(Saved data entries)
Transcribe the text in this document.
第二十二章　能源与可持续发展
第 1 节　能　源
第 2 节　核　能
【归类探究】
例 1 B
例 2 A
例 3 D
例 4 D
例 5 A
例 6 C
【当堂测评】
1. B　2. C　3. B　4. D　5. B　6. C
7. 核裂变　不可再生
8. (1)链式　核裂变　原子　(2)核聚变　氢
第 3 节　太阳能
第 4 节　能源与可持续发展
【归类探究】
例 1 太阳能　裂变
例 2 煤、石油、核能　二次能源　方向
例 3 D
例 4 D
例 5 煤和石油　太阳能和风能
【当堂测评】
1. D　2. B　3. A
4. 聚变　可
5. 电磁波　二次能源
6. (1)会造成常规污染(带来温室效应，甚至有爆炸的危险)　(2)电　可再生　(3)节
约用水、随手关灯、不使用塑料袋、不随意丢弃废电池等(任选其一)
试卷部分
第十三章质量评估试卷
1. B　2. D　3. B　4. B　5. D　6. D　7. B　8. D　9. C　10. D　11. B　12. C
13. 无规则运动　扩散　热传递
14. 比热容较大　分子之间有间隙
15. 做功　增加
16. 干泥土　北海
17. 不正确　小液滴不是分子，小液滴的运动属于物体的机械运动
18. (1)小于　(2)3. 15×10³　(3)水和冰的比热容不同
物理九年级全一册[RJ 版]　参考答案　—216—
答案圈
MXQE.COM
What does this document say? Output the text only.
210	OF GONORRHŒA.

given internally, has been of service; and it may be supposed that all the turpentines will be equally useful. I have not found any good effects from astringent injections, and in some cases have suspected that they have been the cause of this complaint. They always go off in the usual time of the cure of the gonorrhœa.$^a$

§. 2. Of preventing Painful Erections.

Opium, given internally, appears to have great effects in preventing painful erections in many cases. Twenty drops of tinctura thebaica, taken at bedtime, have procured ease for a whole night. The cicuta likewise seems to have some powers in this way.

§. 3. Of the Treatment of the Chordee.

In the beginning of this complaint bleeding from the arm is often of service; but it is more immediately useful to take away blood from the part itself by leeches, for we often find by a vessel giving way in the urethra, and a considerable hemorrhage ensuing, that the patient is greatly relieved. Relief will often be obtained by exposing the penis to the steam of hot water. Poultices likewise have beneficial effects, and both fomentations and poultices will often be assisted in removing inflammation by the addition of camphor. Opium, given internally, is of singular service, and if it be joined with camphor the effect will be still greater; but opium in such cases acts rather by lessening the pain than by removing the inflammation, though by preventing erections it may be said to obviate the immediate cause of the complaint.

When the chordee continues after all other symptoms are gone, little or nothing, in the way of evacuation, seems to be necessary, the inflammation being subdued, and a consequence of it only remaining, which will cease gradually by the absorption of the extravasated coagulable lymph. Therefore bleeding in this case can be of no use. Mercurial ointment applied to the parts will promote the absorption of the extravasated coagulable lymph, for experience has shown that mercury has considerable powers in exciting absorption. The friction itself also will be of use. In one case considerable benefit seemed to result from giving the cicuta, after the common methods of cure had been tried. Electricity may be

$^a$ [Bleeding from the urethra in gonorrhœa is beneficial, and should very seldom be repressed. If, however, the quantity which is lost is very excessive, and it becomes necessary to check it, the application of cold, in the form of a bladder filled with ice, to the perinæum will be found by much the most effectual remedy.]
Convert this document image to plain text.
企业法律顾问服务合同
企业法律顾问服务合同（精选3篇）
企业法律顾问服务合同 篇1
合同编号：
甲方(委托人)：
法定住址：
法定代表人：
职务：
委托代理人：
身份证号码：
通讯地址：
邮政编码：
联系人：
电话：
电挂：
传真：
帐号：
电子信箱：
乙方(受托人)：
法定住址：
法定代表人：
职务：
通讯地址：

**Required task**
Send back every record, precisely as written.

**Final answer**
Transcribe the text in this document.
第二十二章　能源与可持续发展
第 1 节　能　源
第 2 节　核　能
【归类探究】
例 1 B
例 2 A
例 3 D
例 4 D
例 5 A
例 6 C
【当堂测评】
1. B　2. C　3. B　4. D　5. B　6. C
7. 核裂变　不可再生
8. (1)链式　核裂变　原子　(2)核聚变　氢
第 3 节　太阳能
第 4 节　能源与可持续发展
【归类探究】
例 1 太阳能　裂变
例 2 煤、石油、核能　二次能源　方向
例 3 D
例 4 D
例 5 煤和石油　太阳能和风能
【当堂测评】
1. D　2. B　3. A
4. 聚变　可
5. 电磁波　二次能源
6. (1)会造成常规污染(带来温室效应，甚至有爆炸的危险)　(2)电　可再生　(3)节
约用水、随手关灯、不使用塑料袋、不随意丢弃废电池等(任选其一)
试卷部分
第十三章质量评估试卷
1. B　2. D　3. B　4. B　5. D　6. D　7. B　8. D　9. C　10. D　11. B　12. C
13. 无规则运动　扩散　热传递
14. 比热容较大　分子之间有间隙
15. 做功　增加
16. 干泥土　北海
17. 不正确　小液滴不是分子，小液滴的运动属于物体的机械运动
18. (1)小于　(2)3. 15×10³　(3)水和冰的比热容不同
物理九年级全一册[RJ 版]　参考答案　—216—
答案圈
MXQE.COM
What does this document say? Output the text only.
210	OF GONORRHŒA.

given internally, has been of service; and it may be supposed that all the turpentines will be equally useful. I have not found any good effects from astringent injections, and in some cases have suspected that they have been the cause of this complaint. They always go off in the usual time of the cure of the gonorrhœa.$^a$

§. 2. Of preventing Painful Erections.

Opium, given internally, appears to have great effects in preventing painful erections in many cases. Twenty drops of tinctura thebaica, taken at bedtime, have procured ease for a whole night. The cicuta likewise seems to have some powers in this way.

§. 3. Of the Treatment of the Chordee.

In the beginning of this complaint bleeding from the arm is often of service; but it is more immediately useful to take away blood from the part itself by leeches, for we often find by a vessel giving way in the urethra, and a considerable hemorrhage ensuing, that the patient is greatly relieved. Relief will often be obtained by exposing the penis to the steam of hot water. Poultices likewise have beneficial effects, and both fomentations and poultices will often be assisted in removing inflammation by the addition of camphor. Opium, given internally, is of singular service, and if it be joined with camphor the effect will be still greater; but opium in such cases acts rather by lessening the pain than by removing the inflammation, though by preventing erections it may be said to obviate the immediate cause of the complaint.

When the chordee continues after all other symptoms are gone, little or nothing, in the way of evacuation, seems to be necessary, the inflammation being subdued, and a consequence of it only remaining, which will cease gradually by the absorption of the extravasated coagulable lymph. Therefore bleeding in this case can be of no use. Mercurial ointment applied to the parts will promote the absorption of the extravasated coagulable lymph, for experience has shown that mercury has considerable powers in exciting absorption. The friction itself also will be of use. In one case considerable benefit seemed to result from giving the cicuta, after the common methods of cure had been tried. Electricity may be

$^a$ [Bleeding from the urethra in gonorrhœa is beneficial, and should very seldom be repressed. If, however, the quantity which is lost is very excessive, and it becomes necessary to check it, the application of cold, in the form of a bladder filled with ice, to the perinæum will be found by much the most effectual remedy.]
Convert this document image to plain text.
企业法律顾问服务合同
企业法律顾问服务合同（精选3篇）
企业法律顾问服务合同 篇1
合同编号：
甲方(委托人)：
法定住址：
法定代表人：
职务：
委托代理人：
身份证号码：
通讯地址：
邮政编码：
联系人：
电话：
电挂：
传真：
帐号：
电子信箱：
乙方(受托人)：
法定住址：
法定代表人：
职务：
通讯地址：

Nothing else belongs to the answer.